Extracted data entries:
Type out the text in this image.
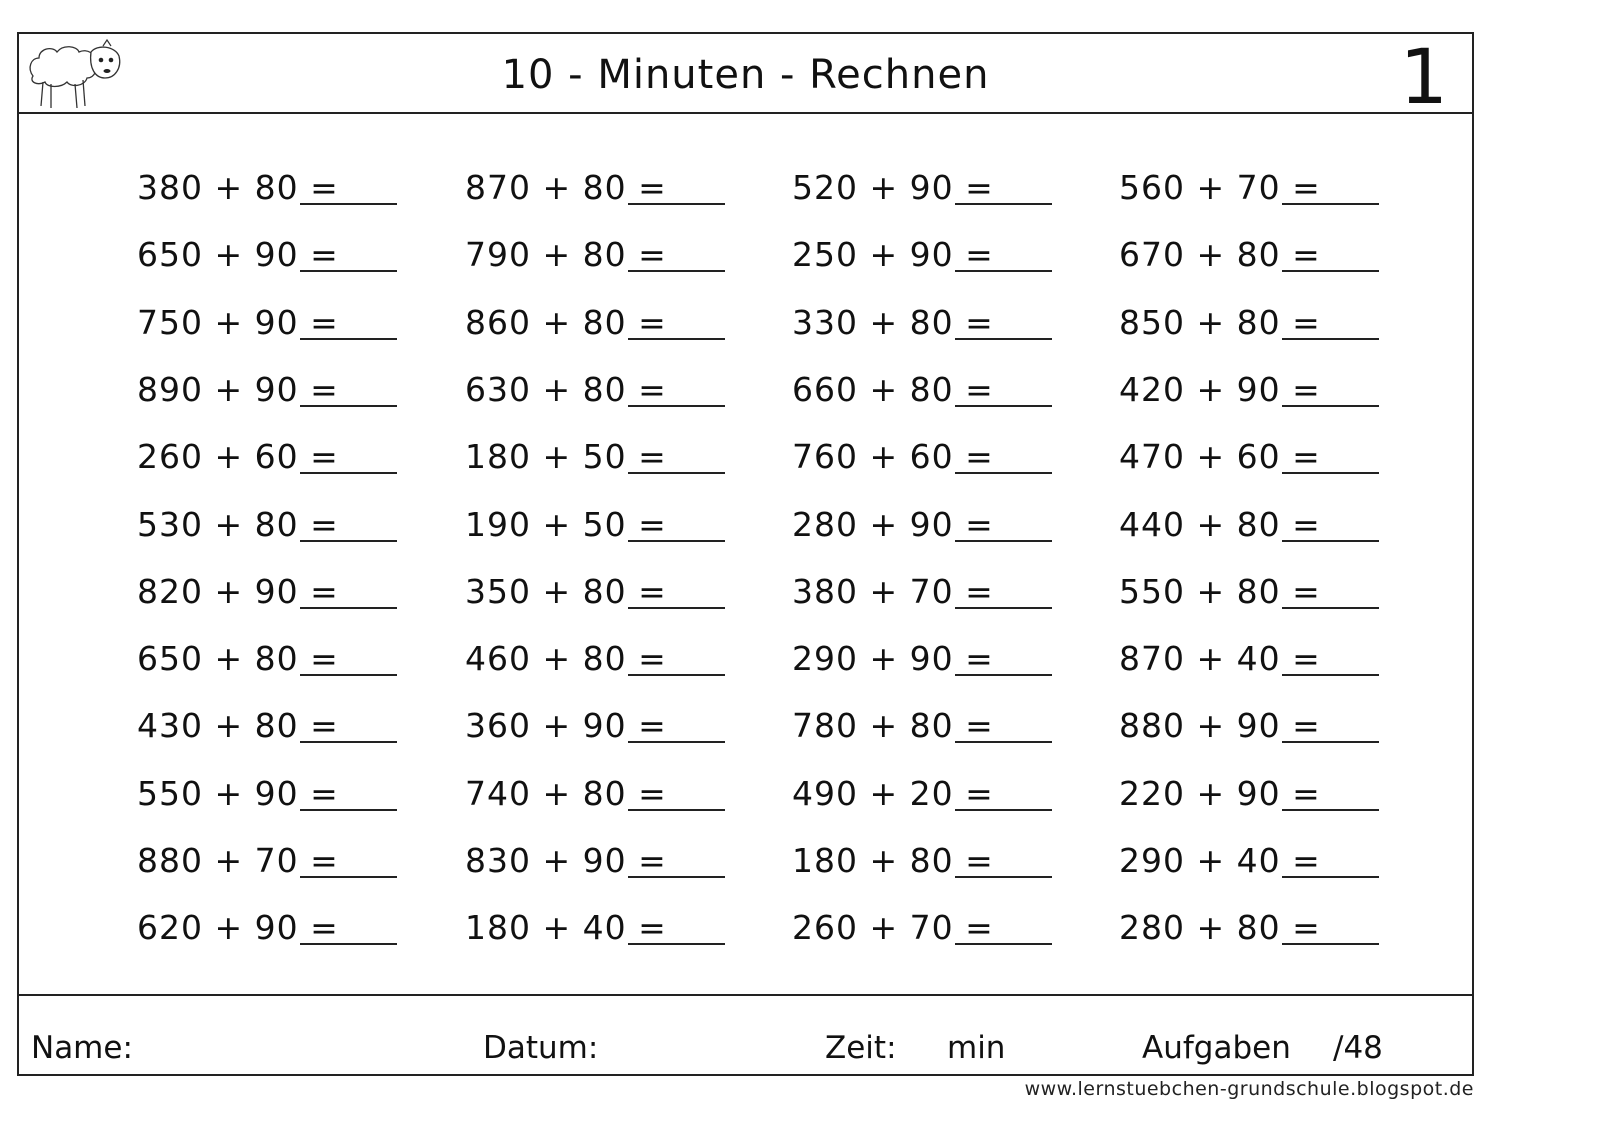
10 - Minuten - Rechnen	1
380 + 80 =	870 + 80 =	520 + 90 =	560 + 70 =
650 + 90 =	790 + 80 =	250 + 90 =	670 + 80 =
750 + 90 =	860 + 80 =	330 + 80 =	850 + 80 =
890 + 90 =	630 + 80 =	660 + 80 =	420 + 90 =
260 + 60 =	180 + 50 =	760 + 60 =	470 + 60 =
530 + 80 =	190 + 50 =	280 + 90 =	440 + 80 =
820 + 90 =	350 + 80 =	380 + 70 =	550 + 80 =
650 + 80 =	460 + 80 =	290 + 90 =	870 + 40 =
430 + 80 =	360 + 90 =	780 + 80 =	880 + 90 =
550 + 90 =	740 + 80 =	490 + 20 =	220 + 90 =
880 + 70 =	830 + 90 =	180 + 80 =	290 + 40 =
620 + 90 =	180 + 40 =	260 + 70 =	280 + 80 =
Name:	Datum:	Zeit: min	Aufgaben /48
www.lernstuebchen-grundschule.blogspot.de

__REQUIRED TASK__. Every record must be copied exactly, with images dropped from the result.

__RESPONSE TO THE EXERCISE__.
Type out the text in this image.
10 - Minuten - Rechnen	1
380 + 80 =	870 + 80 =	520 + 90 =	560 + 70 =
650 + 90 =	790 + 80 =	250 + 90 =	670 + 80 =
750 + 90 =	860 + 80 =	330 + 80 =	850 + 80 =
890 + 90 =	630 + 80 =	660 + 80 =	420 + 90 =
260 + 60 =	180 + 50 =	760 + 60 =	470 + 60 =
530 + 80 =	190 + 50 =	280 + 90 =	440 + 80 =
820 + 90 =	350 + 80 =	380 + 70 =	550 + 80 =
650 + 80 =	460 + 80 =	290 + 90 =	870 + 40 =
430 + 80 =	360 + 90 =	780 + 80 =	880 + 90 =
550 + 90 =	740 + 80 =	490 + 20 =	220 + 90 =
880 + 70 =	830 + 90 =	180 + 80 =	290 + 40 =
620 + 90 =	180 + 40 =	260 + 70 =	280 + 80 =
Name:	Datum:	Zeit: min	Aufgaben /48
www.lernstuebchen-grundschule.blogspot.de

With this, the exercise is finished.